▶ [TASK MATERIAL]
▼

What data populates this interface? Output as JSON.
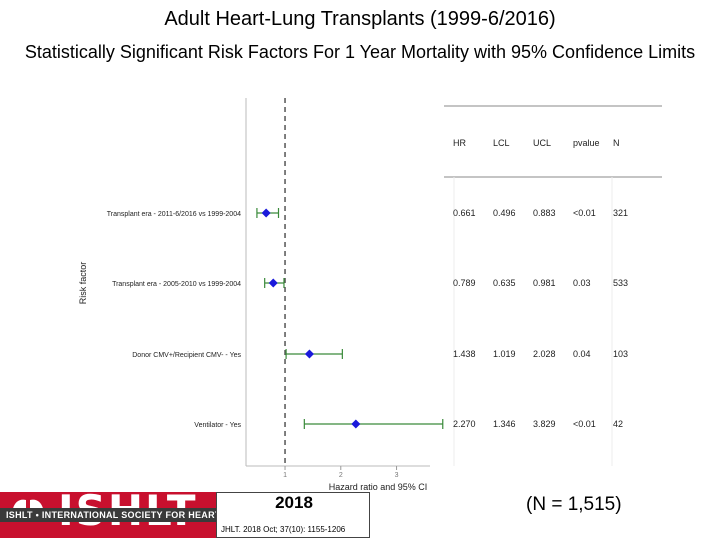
{
  "header": {
    "title": "Adult Heart-Lung Transplants (1999-6/2016)",
    "subtitle": "Statistically Significant Risk Factors For 1 Year Mortality with 95% Confidence Limits"
  },
  "chart_data": {
    "type": "scatter",
    "subtype": "forest-plot",
    "xlabel": "Hazard ratio and 95% CI",
    "ylabel": "Risk factor",
    "xlim": [
      0.3,
      3.6
    ],
    "xticks": [
      1,
      2,
      3
    ],
    "reference_line": 1,
    "marker_color": "#1a1adb",
    "ci_color": "#3a8a3a",
    "table_columns": [
      "HR",
      "LCL",
      "UCL",
      "pvalue",
      "N"
    ],
    "rows": [
      {
        "label": "Transplant era - 2011-6/2016 vs 1999-2004",
        "hr": 0.661,
        "lcl": 0.496,
        "ucl": 0.883,
        "hr_text": "0.661",
        "lcl_text": "0.496",
        "ucl_text": "0.883",
        "pvalue": "<0.01",
        "n": "321"
      },
      {
        "label": "Transplant era - 2005-2010 vs 1999-2004",
        "hr": 0.789,
        "lcl": 0.635,
        "ucl": 0.981,
        "hr_text": "0.789",
        "lcl_text": "0.635",
        "ucl_text": "0.981",
        "pvalue": "0.03",
        "n": "533"
      },
      {
        "label": "Donor CMV+/Recipient CMV- - Yes",
        "hr": 1.438,
        "lcl": 1.019,
        "ucl": 2.028,
        "hr_text": "1.438",
        "lcl_text": "1.019",
        "ucl_text": "2.028",
        "pvalue": "0.04",
        "n": "103"
      },
      {
        "label": "Ventilator - Yes",
        "hr": 2.27,
        "lcl": 1.346,
        "ucl": 3.829,
        "hr_text": "2.270",
        "lcl_text": "1.346",
        "ucl_text": "3.829",
        "pvalue": "<0.01",
        "n": "42"
      }
    ]
  },
  "footer": {
    "logo_text": "ISHLT",
    "logo_banner": "ISHLT • INTERNATIONAL SOCIETY FOR HEART AND LUNG TRANSPLANTATION",
    "year": "2018",
    "citation": "JHLT. 2018 Oct; 37(10): 1155-1206",
    "n_label": "(N = 1,515)"
  }
}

▲

Transcribe the records verbatim and omit the images.

What data populates this interface? Output as JSON.
{
  "header": {
    "title": "Adult Heart-Lung Transplants (1999-6/2016)",
    "subtitle": "Statistically Significant Risk Factors For 1 Year Mortality with 95% Confidence Limits"
  },
  "chart_data": {
    "type": "scatter",
    "subtype": "forest-plot",
    "xlabel": "Hazard ratio and 95% CI",
    "ylabel": "Risk factor",
    "xlim": [
      0.3,
      3.6
    ],
    "xticks": [
      1,
      2,
      3
    ],
    "reference_line": 1,
    "marker_color": "#1a1adb",
    "ci_color": "#3a8a3a",
    "table_columns": [
      "HR",
      "LCL",
      "UCL",
      "pvalue",
      "N"
    ],
    "rows": [
      {
        "label": "Transplant era - 2011-6/2016 vs 1999-2004",
        "hr": 0.661,
        "lcl": 0.496,
        "ucl": 0.883,
        "hr_text": "0.661",
        "lcl_text": "0.496",
        "ucl_text": "0.883",
        "pvalue": "<0.01",
        "n": "321"
      },
      {
        "label": "Transplant era - 2005-2010 vs 1999-2004",
        "hr": 0.789,
        "lcl": 0.635,
        "ucl": 0.981,
        "hr_text": "0.789",
        "lcl_text": "0.635",
        "ucl_text": "0.981",
        "pvalue": "0.03",
        "n": "533"
      },
      {
        "label": "Donor CMV+/Recipient CMV- - Yes",
        "hr": 1.438,
        "lcl": 1.019,
        "ucl": 2.028,
        "hr_text": "1.438",
        "lcl_text": "1.019",
        "ucl_text": "2.028",
        "pvalue": "0.04",
        "n": "103"
      },
      {
        "label": "Ventilator - Yes",
        "hr": 2.27,
        "lcl": 1.346,
        "ucl": 3.829,
        "hr_text": "2.270",
        "lcl_text": "1.346",
        "ucl_text": "3.829",
        "pvalue": "<0.01",
        "n": "42"
      }
    ]
  },
  "footer": {
    "logo_text": "ISHLT",
    "logo_banner": "ISHLT • INTERNATIONAL SOCIETY FOR HEART AND LUNG TRANSPLANTATION",
    "year": "2018",
    "citation": "JHLT. 2018 Oct; 37(10): 1155-1206",
    "n_label": "(N = 1,515)"
  }
}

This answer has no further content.